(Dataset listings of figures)
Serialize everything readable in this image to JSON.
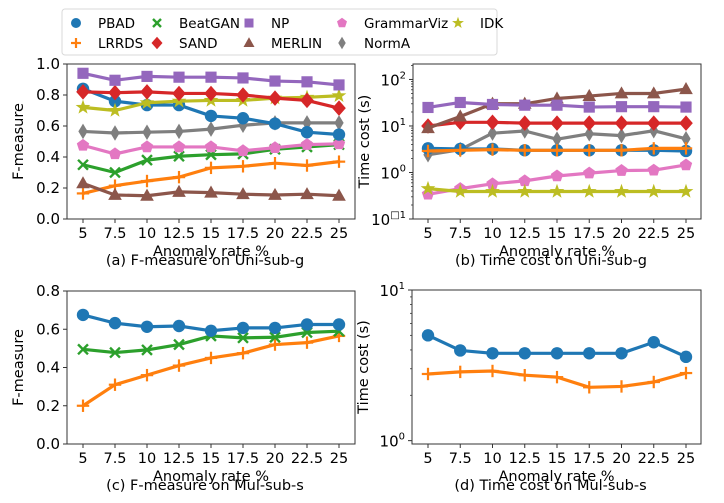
{
  "legend": {
    "entries": [
      {
        "name": "PBAD",
        "color": "#1f77b4",
        "marker": "circle"
      },
      {
        "name": "LRRDS",
        "color": "#ff7f0e",
        "marker": "plus"
      },
      {
        "name": "BeatGAN",
        "color": "#2ca02c",
        "marker": "x"
      },
      {
        "name": "SAND",
        "color": "#d62728",
        "marker": "diamond"
      },
      {
        "name": "NP",
        "color": "#9467bd",
        "marker": "square"
      },
      {
        "name": "MERLIN",
        "color": "#8c564b",
        "marker": "triangle"
      },
      {
        "name": "GrammarViz",
        "color": "#e377c2",
        "marker": "pentagon"
      },
      {
        "name": "NormA",
        "color": "#7f7f7f",
        "marker": "thin-diamond"
      },
      {
        "name": "IDK",
        "color": "#bcbd22",
        "marker": "star"
      }
    ],
    "placement": "top-center"
  },
  "chart_data": [
    {
      "id": "a",
      "type": "line",
      "title": "(a) F-measure on Uni-sub-g",
      "xlabel": "Anomaly rate %",
      "ylabel": "F-measure",
      "yscale": "linear",
      "ylim": [
        0.0,
        1.0
      ],
      "yticks": [
        0.0,
        0.2,
        0.4,
        0.6,
        0.8,
        1.0
      ],
      "ytick_labels": [
        "0.0",
        "0.2",
        "0.4",
        "0.6",
        "0.8",
        "1.0"
      ],
      "x": [
        5,
        7.5,
        10,
        12.5,
        15,
        17.5,
        20,
        22.5,
        25
      ],
      "xtick_labels": [
        "5",
        "7.5",
        "10",
        "12.5",
        "15",
        "17.5",
        "20",
        "22.5",
        "25"
      ],
      "grid": false,
      "series": [
        {
          "name": "LRRDS",
          "values": [
            0.165,
            0.215,
            0.245,
            0.27,
            0.33,
            0.34,
            0.36,
            0.345,
            0.37
          ]
        },
        {
          "name": "MERLIN",
          "values": [
            0.23,
            0.155,
            0.15,
            0.175,
            0.17,
            0.16,
            0.155,
            0.16,
            0.15
          ]
        },
        {
          "name": "BeatGAN",
          "values": [
            0.35,
            0.3,
            0.38,
            0.405,
            0.415,
            0.42,
            0.45,
            0.465,
            0.48
          ]
        },
        {
          "name": "GrammarViz",
          "values": [
            0.475,
            0.42,
            0.465,
            0.465,
            0.465,
            0.44,
            0.46,
            0.48,
            0.485
          ]
        },
        {
          "name": "NormA",
          "values": [
            0.565,
            0.555,
            0.56,
            0.565,
            0.58,
            0.605,
            0.62,
            0.62,
            0.62
          ]
        },
        {
          "name": "PBAD",
          "values": [
            0.84,
            0.76,
            0.735,
            0.735,
            0.665,
            0.65,
            0.615,
            0.56,
            0.545
          ]
        },
        {
          "name": "IDK",
          "values": [
            0.72,
            0.7,
            0.75,
            0.76,
            0.765,
            0.765,
            0.78,
            0.785,
            0.795
          ]
        },
        {
          "name": "SAND",
          "values": [
            0.82,
            0.815,
            0.82,
            0.81,
            0.81,
            0.8,
            0.78,
            0.765,
            0.715
          ]
        },
        {
          "name": "NP",
          "values": [
            0.94,
            0.895,
            0.92,
            0.915,
            0.915,
            0.91,
            0.89,
            0.885,
            0.865
          ]
        }
      ]
    },
    {
      "id": "b",
      "type": "line",
      "title": "(b) Time cost on Uni-sub-g",
      "xlabel": "Anomaly rate %",
      "ylabel": "Time cost (s)",
      "yscale": "log",
      "ylim": [
        0.1,
        215
      ],
      "yticks": [
        0.1,
        1,
        10,
        100
      ],
      "ytick_labels": [
        [
          "10",
          "□1"
        ],
        [
          "10",
          "0"
        ],
        [
          "10",
          "1"
        ],
        [
          "10",
          "2"
        ]
      ],
      "x": [
        5,
        7.5,
        10,
        12.5,
        15,
        17.5,
        20,
        22.5,
        25
      ],
      "xtick_labels": [
        "5",
        "7.5",
        "10",
        "12.5",
        "15",
        "17.5",
        "20",
        "22.5",
        "25"
      ],
      "grid": false,
      "series": [
        {
          "name": "GrammarViz",
          "values": [
            0.34,
            0.45,
            0.57,
            0.66,
            0.84,
            0.97,
            1.1,
            1.12,
            1.45
          ]
        },
        {
          "name": "IDK",
          "values": [
            0.45,
            0.39,
            0.39,
            0.39,
            0.39,
            0.39,
            0.39,
            0.39,
            0.39
          ]
        },
        {
          "name": "NormA",
          "values": [
            2.4,
            3.1,
            7.0,
            7.8,
            5.2,
            6.8,
            6.2,
            7.9,
            5.3
          ]
        },
        {
          "name": "PBAD",
          "values": [
            3.3,
            3.2,
            3.2,
            3.0,
            3.0,
            3.0,
            3.0,
            3.0,
            2.9
          ]
        },
        {
          "name": "LRRDS",
          "values": [
            2.9,
            3.0,
            3.1,
            3.0,
            3.0,
            3.0,
            3.0,
            3.3,
            3.3
          ]
        },
        {
          "name": "SAND",
          "values": [
            10.0,
            12.0,
            12.0,
            11.5,
            11.5,
            11.5,
            11.5,
            11.5,
            11.5
          ]
        },
        {
          "name": "MERLIN",
          "values": [
            9.0,
            16.0,
            30.0,
            30.0,
            39.0,
            44.0,
            50.0,
            50.0,
            62.0
          ]
        },
        {
          "name": "NP",
          "values": [
            25.0,
            32.0,
            29.0,
            28.0,
            28.0,
            25.5,
            26.0,
            26.0,
            25.5
          ]
        }
      ]
    },
    {
      "id": "c",
      "type": "line",
      "title": "(c) F-measure on Mul-sub-s",
      "xlabel": "Anomaly rate %",
      "ylabel": "F-measure",
      "yscale": "linear",
      "ylim": [
        0.0,
        0.8
      ],
      "yticks": [
        0.0,
        0.2,
        0.4,
        0.6,
        0.8
      ],
      "ytick_labels": [
        "0.0",
        "0.2",
        "0.4",
        "0.6",
        "0.8"
      ],
      "x": [
        5,
        7.5,
        10,
        12.5,
        15,
        17.5,
        20,
        22.5,
        25
      ],
      "xtick_labels": [
        "5",
        "7.5",
        "10",
        "12.5",
        "15",
        "17.5",
        "20",
        "22.5",
        "25"
      ],
      "grid": false,
      "series": [
        {
          "name": "LRRDS",
          "values": [
            0.2,
            0.31,
            0.36,
            0.41,
            0.45,
            0.475,
            0.52,
            0.53,
            0.565
          ]
        },
        {
          "name": "BeatGAN",
          "values": [
            0.495,
            0.478,
            0.492,
            0.52,
            0.565,
            0.555,
            0.558,
            0.583,
            0.59
          ]
        },
        {
          "name": "PBAD",
          "values": [
            0.675,
            0.632,
            0.613,
            0.617,
            0.592,
            0.607,
            0.607,
            0.625,
            0.625
          ]
        }
      ]
    },
    {
      "id": "d",
      "type": "line",
      "title": "(d) Time cost on Mul-sub-s",
      "xlabel": "Anomaly rate %",
      "ylabel": "Time cost (s)",
      "yscale": "log",
      "ylim": [
        0.95,
        10
      ],
      "yticks": [
        1,
        10
      ],
      "ytick_labels": [
        [
          "10",
          "0"
        ],
        [
          "10",
          "1"
        ]
      ],
      "x": [
        5,
        7.5,
        10,
        12.5,
        15,
        17.5,
        20,
        22.5,
        25
      ],
      "xtick_labels": [
        "5",
        "7.5",
        "10",
        "12.5",
        "15",
        "17.5",
        "20",
        "22.5",
        "25"
      ],
      "grid": false,
      "series": [
        {
          "name": "LRRDS",
          "values": [
            2.77,
            2.86,
            2.9,
            2.72,
            2.64,
            2.26,
            2.29,
            2.45,
            2.81
          ]
        },
        {
          "name": "PBAD",
          "values": [
            5.0,
            3.97,
            3.8,
            3.8,
            3.8,
            3.8,
            3.8,
            4.5,
            3.6
          ]
        }
      ]
    }
  ]
}
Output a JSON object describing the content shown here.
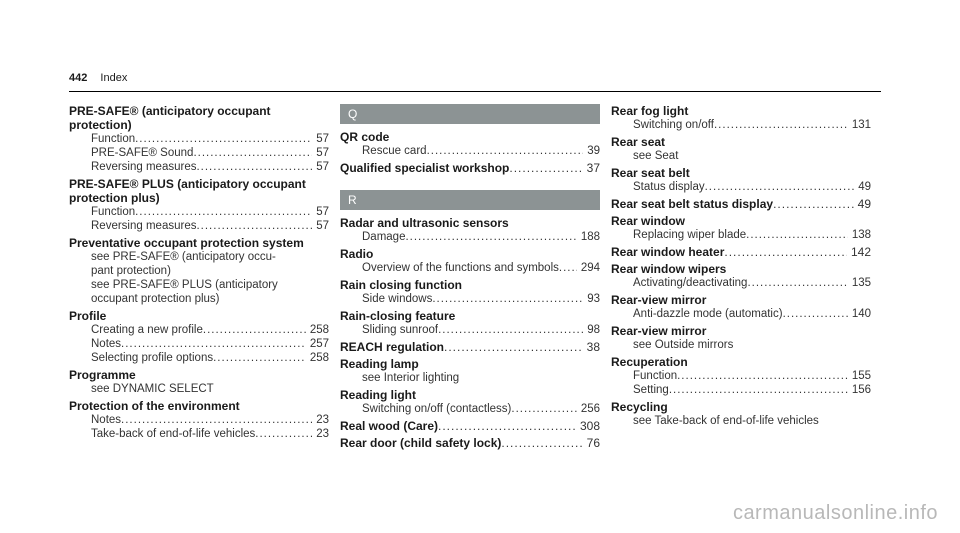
{
  "header": {
    "page_number": "442",
    "section": "Index"
  },
  "col1": {
    "e1_title": "PRE-SAFE® (anticipatory occupant protection)",
    "e1_r1": "Function",
    "e1_p1": "57",
    "e1_r2": "PRE-SAFE® Sound",
    "e1_p2": "57",
    "e1_r3": "Reversing measures",
    "e1_p3": "57",
    "e2_title1": "PRE-SAFE® PLUS (anticipatory occupant",
    "e2_title2": "protection plus)",
    "e2_r1": "Function",
    "e2_p1": "57",
    "e2_r2": "Reversing measures",
    "e2_p2": "57",
    "e3_title": "Preventative occupant protection system",
    "e3_s1": "see PRE-SAFE® (anticipatory occu-",
    "e3_s2": "pant protection)",
    "e3_s3": "see PRE-SAFE® PLUS (anticipatory",
    "e3_s4": "occupant protection plus)",
    "e4_title": "Profile",
    "e4_r1": "Creating a new profile",
    "e4_p1": "258",
    "e4_r2": "Notes",
    "e4_p2": "257",
    "e4_r3": "Selecting profile options",
    "e4_p3": "258",
    "e5_title": "Programme",
    "e5_s1": "see DYNAMIC SELECT",
    "e6_title": "Protection of the environment",
    "e6_r1": "Notes",
    "e6_p1": "23",
    "e6_r2": "Take-back of end-of-life vehicles",
    "e6_p2": "23"
  },
  "col2": {
    "letter_q": "Q",
    "q1_title": "QR code",
    "q1_r1": "Rescue card",
    "q1_p1": "39",
    "q2_title": "Qualified specialist workshop",
    "q2_p": "37",
    "letter_r": "R",
    "r1_title": "Radar and ultrasonic sensors",
    "r1_r1": "Damage",
    "r1_p1": "188",
    "r2_title": "Radio",
    "r2_r1": "Overview of the functions and symbols",
    "r2_p1": "294",
    "r3_title": "Rain closing function",
    "r3_r1": "Side windows",
    "r3_p1": "93",
    "r4_title": "Rain-closing feature",
    "r4_r1": "Sliding sunroof",
    "r4_p1": "98",
    "r5_title": "REACH regulation",
    "r5_p": "38",
    "r6_title": "Reading lamp",
    "r6_s1": "see Interior lighting",
    "r7_title": "Reading light",
    "r7_r1": "Switching on/off (contactless)",
    "r7_p1": "256",
    "r8_title": "Real wood (Care)",
    "r8_p": "308",
    "r9_title": "Rear door (child safety lock)",
    "r9_p": "76"
  },
  "col3": {
    "a1_title": "Rear fog light",
    "a1_r1": "Switching on/off",
    "a1_p1": "131",
    "a2_title": "Rear seat",
    "a2_s1": "see Seat",
    "a3_title": "Rear seat belt",
    "a3_r1": "Status display",
    "a3_p1": "49",
    "a4_title": "Rear seat belt status display",
    "a4_p": "49",
    "a5_title": "Rear window",
    "a5_r1": "Replacing wiper blade",
    "a5_p1": "138",
    "a6_title": "Rear window heater",
    "a6_p": "142",
    "a7_title": "Rear window wipers",
    "a7_r1": "Activating/deactivating",
    "a7_p1": "135",
    "a8_title": "Rear-view mirror",
    "a8_r1": "Anti-dazzle mode (automatic)",
    "a8_p1": "140",
    "a9_title": "Rear-view mirror",
    "a9_s1": "see Outside mirrors",
    "a10_title": "Recuperation",
    "a10_r1": "Function",
    "a10_p1": "155",
    "a10_r2": "Setting",
    "a10_p2": "156",
    "a11_title": "Recycling",
    "a11_s1": "see Take-back of end-of-life vehicles"
  },
  "watermark": "carmanualsonline.info"
}
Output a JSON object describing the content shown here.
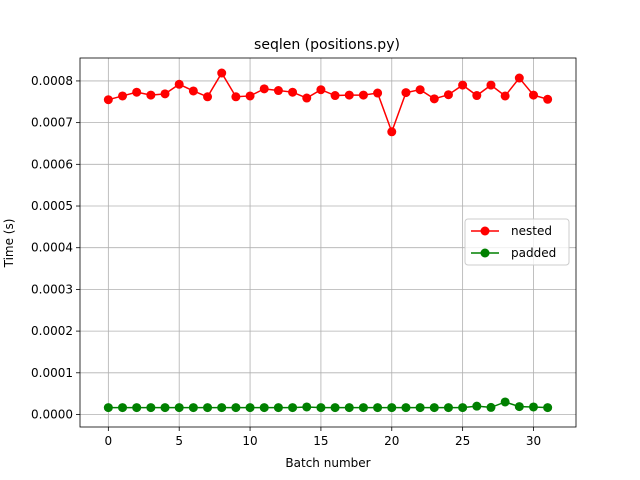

» **Task goal**:
Reproduce every line from the entries that holds the word "Reading".

» **Result for this exercise**:
    "r6_title": "Reading lamp",
    "r7_title": "Reading light",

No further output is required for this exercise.